§ ENTRIES SUPPLIED:
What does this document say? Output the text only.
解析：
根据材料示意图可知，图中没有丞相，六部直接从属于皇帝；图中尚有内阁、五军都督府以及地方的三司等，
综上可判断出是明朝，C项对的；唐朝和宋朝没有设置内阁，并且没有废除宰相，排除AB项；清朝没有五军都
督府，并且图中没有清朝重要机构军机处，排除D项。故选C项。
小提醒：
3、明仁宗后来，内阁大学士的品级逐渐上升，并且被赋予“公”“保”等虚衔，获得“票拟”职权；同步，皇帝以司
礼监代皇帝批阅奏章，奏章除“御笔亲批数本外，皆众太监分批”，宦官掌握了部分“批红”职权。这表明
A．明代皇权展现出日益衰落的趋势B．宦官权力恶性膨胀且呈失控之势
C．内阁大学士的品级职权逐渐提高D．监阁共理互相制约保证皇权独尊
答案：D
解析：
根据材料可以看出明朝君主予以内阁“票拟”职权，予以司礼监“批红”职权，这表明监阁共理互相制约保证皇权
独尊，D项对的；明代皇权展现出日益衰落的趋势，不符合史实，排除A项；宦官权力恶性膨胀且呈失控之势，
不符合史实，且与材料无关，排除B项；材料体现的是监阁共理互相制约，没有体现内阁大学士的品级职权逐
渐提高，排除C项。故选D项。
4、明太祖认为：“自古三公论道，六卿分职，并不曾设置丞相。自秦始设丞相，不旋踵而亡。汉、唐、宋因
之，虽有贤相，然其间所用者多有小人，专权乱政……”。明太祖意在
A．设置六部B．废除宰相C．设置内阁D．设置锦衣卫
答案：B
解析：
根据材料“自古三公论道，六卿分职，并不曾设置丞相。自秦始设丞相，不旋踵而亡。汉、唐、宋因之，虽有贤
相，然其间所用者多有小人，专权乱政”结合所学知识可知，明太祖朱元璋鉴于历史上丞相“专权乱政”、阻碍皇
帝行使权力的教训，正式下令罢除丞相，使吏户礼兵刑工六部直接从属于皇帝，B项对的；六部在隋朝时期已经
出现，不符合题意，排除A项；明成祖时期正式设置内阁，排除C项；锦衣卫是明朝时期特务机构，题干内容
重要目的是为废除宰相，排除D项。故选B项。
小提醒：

§ WHAT IS NEEDED: The records above are to be repeated exactly, in their entirety.

§ CORRECT OUTPUT:
What does this document say? Output the text only.
解析：
根据材料示意图可知，图中没有丞相，六部直接从属于皇帝；图中尚有内阁、五军都督府以及地方的三司等，
综上可判断出是明朝，C项对的；唐朝和宋朝没有设置内阁，并且没有废除宰相，排除AB项；清朝没有五军都
督府，并且图中没有清朝重要机构军机处，排除D项。故选C项。
小提醒：
3、明仁宗后来，内阁大学士的品级逐渐上升，并且被赋予“公”“保”等虚衔，获得“票拟”职权；同步，皇帝以司
礼监代皇帝批阅奏章，奏章除“御笔亲批数本外，皆众太监分批”，宦官掌握了部分“批红”职权。这表明
A．明代皇权展现出日益衰落的趋势B．宦官权力恶性膨胀且呈失控之势
C．内阁大学士的品级职权逐渐提高D．监阁共理互相制约保证皇权独尊
答案：D
解析：
根据材料可以看出明朝君主予以内阁“票拟”职权，予以司礼监“批红”职权，这表明监阁共理互相制约保证皇权
独尊，D项对的；明代皇权展现出日益衰落的趋势，不符合史实，排除A项；宦官权力恶性膨胀且呈失控之势，
不符合史实，且与材料无关，排除B项；材料体现的是监阁共理互相制约，没有体现内阁大学士的品级职权逐
渐提高，排除C项。故选D项。
4、明太祖认为：“自古三公论道，六卿分职，并不曾设置丞相。自秦始设丞相，不旋踵而亡。汉、唐、宋因
之，虽有贤相，然其间所用者多有小人，专权乱政……”。明太祖意在
A．设置六部B．废除宰相C．设置内阁D．设置锦衣卫
答案：B
解析：
根据材料“自古三公论道，六卿分职，并不曾设置丞相。自秦始设丞相，不旋踵而亡。汉、唐、宋因之，虽有贤
相，然其间所用者多有小人，专权乱政”结合所学知识可知，明太祖朱元璋鉴于历史上丞相“专权乱政”、阻碍皇
帝行使权力的教训，正式下令罢除丞相，使吏户礼兵刑工六部直接从属于皇帝，B项对的；六部在隋朝时期已经
出现，不符合题意，排除A项；明成祖时期正式设置内阁，排除C项；锦衣卫是明朝时期特务机构，题干内容
重要目的是为废除宰相，排除D项。故选B项。
小提醒：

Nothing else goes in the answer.